▸ INSTRUCTIONS FOR THE TASK
Take the entries below and reproduce them word for word.

▸ RECORDS FOR THIS EXERCISE
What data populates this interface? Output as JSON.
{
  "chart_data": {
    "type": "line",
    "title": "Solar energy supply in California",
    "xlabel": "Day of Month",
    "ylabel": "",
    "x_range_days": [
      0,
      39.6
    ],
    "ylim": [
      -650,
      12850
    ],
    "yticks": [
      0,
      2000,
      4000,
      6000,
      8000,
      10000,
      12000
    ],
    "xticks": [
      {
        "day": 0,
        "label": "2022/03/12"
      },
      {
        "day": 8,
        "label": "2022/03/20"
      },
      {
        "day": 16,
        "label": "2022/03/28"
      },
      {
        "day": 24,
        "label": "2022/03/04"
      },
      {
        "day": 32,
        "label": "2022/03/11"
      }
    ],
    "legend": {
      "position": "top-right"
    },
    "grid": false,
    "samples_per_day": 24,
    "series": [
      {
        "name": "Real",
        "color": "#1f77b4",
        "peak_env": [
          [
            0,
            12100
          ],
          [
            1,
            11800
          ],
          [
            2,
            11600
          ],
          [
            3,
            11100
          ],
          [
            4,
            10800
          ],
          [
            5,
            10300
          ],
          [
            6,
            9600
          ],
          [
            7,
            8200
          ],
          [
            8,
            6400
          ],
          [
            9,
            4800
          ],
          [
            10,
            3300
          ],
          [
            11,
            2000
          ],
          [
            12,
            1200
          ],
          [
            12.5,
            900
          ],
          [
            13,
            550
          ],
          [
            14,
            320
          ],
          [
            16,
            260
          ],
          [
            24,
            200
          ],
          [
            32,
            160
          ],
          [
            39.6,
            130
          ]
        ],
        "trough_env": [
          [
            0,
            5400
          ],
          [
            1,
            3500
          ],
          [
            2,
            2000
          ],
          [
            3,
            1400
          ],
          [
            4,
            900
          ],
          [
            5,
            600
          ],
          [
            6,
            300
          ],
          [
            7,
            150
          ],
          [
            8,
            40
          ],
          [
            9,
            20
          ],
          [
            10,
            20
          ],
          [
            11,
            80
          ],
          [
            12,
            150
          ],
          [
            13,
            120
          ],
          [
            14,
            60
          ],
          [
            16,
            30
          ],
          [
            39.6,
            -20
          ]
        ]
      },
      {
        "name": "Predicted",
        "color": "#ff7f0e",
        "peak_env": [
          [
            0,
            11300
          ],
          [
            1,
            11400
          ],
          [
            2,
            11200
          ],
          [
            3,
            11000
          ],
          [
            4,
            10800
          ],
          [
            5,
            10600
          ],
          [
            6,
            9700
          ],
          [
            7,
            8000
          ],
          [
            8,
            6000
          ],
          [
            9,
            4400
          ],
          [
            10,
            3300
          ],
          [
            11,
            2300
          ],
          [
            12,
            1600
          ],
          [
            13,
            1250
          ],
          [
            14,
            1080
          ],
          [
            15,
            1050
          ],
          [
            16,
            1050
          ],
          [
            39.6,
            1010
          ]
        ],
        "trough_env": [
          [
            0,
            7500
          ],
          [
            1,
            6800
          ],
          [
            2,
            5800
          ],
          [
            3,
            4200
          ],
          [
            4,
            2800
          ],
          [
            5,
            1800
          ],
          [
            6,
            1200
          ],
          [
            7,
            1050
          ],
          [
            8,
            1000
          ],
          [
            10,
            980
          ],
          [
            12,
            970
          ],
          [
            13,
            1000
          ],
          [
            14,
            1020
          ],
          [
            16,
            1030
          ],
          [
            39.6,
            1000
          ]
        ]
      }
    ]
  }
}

▸ ANSWER FOR THIS EXERCISE
What data populates this interface? Output as JSON.
{
  "chart_data": {
    "type": "line",
    "title": "Solar energy supply in California",
    "xlabel": "Day of Month",
    "ylabel": "",
    "x_range_days": [
      0,
      39.6
    ],
    "ylim": [
      -650,
      12850
    ],
    "yticks": [
      0,
      2000,
      4000,
      6000,
      8000,
      10000,
      12000
    ],
    "xticks": [
      {
        "day": 0,
        "label": "2022/03/12"
      },
      {
        "day": 8,
        "label": "2022/03/20"
      },
      {
        "day": 16,
        "label": "2022/03/28"
      },
      {
        "day": 24,
        "label": "2022/03/04"
      },
      {
        "day": 32,
        "label": "2022/03/11"
      }
    ],
    "legend": {
      "position": "top-right"
    },
    "grid": false,
    "samples_per_day": 24,
    "series": [
      {
        "name": "Real",
        "color": "#1f77b4",
        "peak_env": [
          [
            0,
            12100
          ],
          [
            1,
            11800
          ],
          [
            2,
            11600
          ],
          [
            3,
            11100
          ],
          [
            4,
            10800
          ],
          [
            5,
            10300
          ],
          [
            6,
            9600
          ],
          [
            7,
            8200
          ],
          [
            8,
            6400
          ],
          [
            9,
            4800
          ],
          [
            10,
            3300
          ],
          [
            11,
            2000
          ],
          [
            12,
            1200
          ],
          [
            12.5,
            900
          ],
          [
            13,
            550
          ],
          [
            14,
            320
          ],
          [
            16,
            260
          ],
          [
            24,
            200
          ],
          [
            32,
            160
          ],
          [
            39.6,
            130
          ]
        ],
        "trough_env": [
          [
            0,
            5400
          ],
          [
            1,
            3500
          ],
          [
            2,
            2000
          ],
          [
            3,
            1400
          ],
          [
            4,
            900
          ],
          [
            5,
            600
          ],
          [
            6,
            300
          ],
          [
            7,
            150
          ],
          [
            8,
            40
          ],
          [
            9,
            20
          ],
          [
            10,
            20
          ],
          [
            11,
            80
          ],
          [
            12,
            150
          ],
          [
            13,
            120
          ],
          [
            14,
            60
          ],
          [
            16,
            30
          ],
          [
            39.6,
            -20
          ]
        ]
      },
      {
        "name": "Predicted",
        "color": "#ff7f0e",
        "peak_env": [
          [
            0,
            11300
          ],
          [
            1,
            11400
          ],
          [
            2,
            11200
          ],
          [
            3,
            11000
          ],
          [
            4,
            10800
          ],
          [
            5,
            10600
          ],
          [
            6,
            9700
          ],
          [
            7,
            8000
          ],
          [
            8,
            6000
          ],
          [
            9,
            4400
          ],
          [
            10,
            3300
          ],
          [
            11,
            2300
          ],
          [
            12,
            1600
          ],
          [
            13,
            1250
          ],
          [
            14,
            1080
          ],
          [
            15,
            1050
          ],
          [
            16,
            1050
          ],
          [
            39.6,
            1010
          ]
        ],
        "trough_env": [
          [
            0,
            7500
          ],
          [
            1,
            6800
          ],
          [
            2,
            5800
          ],
          [
            3,
            4200
          ],
          [
            4,
            2800
          ],
          [
            5,
            1800
          ],
          [
            6,
            1200
          ],
          [
            7,
            1050
          ],
          [
            8,
            1000
          ],
          [
            10,
            980
          ],
          [
            12,
            970
          ],
          [
            13,
            1000
          ],
          [
            14,
            1020
          ],
          [
            16,
            1030
          ],
          [
            39.6,
            1000
          ]
        ]
      }
    ]
  }
}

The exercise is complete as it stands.